[Items from a data source]

____

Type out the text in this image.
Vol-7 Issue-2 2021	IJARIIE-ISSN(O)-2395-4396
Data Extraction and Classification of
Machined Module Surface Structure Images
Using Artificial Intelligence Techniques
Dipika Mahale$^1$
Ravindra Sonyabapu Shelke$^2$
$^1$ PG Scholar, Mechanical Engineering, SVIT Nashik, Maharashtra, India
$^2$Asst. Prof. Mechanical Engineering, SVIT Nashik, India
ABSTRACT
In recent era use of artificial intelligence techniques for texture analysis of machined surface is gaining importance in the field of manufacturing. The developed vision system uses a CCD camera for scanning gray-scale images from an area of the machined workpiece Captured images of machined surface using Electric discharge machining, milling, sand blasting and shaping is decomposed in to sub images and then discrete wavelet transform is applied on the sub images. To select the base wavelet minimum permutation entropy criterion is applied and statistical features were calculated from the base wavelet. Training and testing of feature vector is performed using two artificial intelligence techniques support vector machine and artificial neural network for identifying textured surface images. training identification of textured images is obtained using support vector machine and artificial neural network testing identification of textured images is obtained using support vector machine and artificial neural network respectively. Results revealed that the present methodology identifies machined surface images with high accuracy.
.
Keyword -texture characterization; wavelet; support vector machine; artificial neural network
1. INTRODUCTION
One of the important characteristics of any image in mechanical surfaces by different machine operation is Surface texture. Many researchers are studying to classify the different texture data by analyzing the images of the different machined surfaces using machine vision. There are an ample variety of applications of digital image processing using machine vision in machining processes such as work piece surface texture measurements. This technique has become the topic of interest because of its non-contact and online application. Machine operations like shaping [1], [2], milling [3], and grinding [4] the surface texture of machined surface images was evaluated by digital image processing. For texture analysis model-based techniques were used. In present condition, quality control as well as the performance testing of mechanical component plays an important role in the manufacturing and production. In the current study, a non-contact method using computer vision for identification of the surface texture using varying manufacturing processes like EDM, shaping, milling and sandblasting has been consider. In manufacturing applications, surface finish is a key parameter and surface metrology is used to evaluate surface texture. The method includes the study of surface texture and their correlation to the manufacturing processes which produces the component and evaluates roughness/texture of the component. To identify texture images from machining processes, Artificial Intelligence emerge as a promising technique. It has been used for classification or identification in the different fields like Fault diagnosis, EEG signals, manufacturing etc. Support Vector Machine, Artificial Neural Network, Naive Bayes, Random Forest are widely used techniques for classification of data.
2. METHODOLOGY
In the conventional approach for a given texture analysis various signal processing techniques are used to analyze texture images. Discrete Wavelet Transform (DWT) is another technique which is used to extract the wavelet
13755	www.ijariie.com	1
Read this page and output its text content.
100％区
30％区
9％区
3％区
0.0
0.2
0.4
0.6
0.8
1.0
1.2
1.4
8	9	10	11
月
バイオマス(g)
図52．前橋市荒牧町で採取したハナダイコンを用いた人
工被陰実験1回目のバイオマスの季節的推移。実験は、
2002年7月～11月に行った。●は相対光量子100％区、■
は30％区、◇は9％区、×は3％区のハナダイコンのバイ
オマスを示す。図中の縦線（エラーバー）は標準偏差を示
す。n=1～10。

____

Exercise - Search the entries for the word "SVIT", then list each line that holds it.

Solution to this exercise -
$^1$ PG Scholar, Mechanical Engineering, SVIT Nashik, Maharashtra, India
$^2$Asst. Prof. Mechanical Engineering, SVIT Nashik, India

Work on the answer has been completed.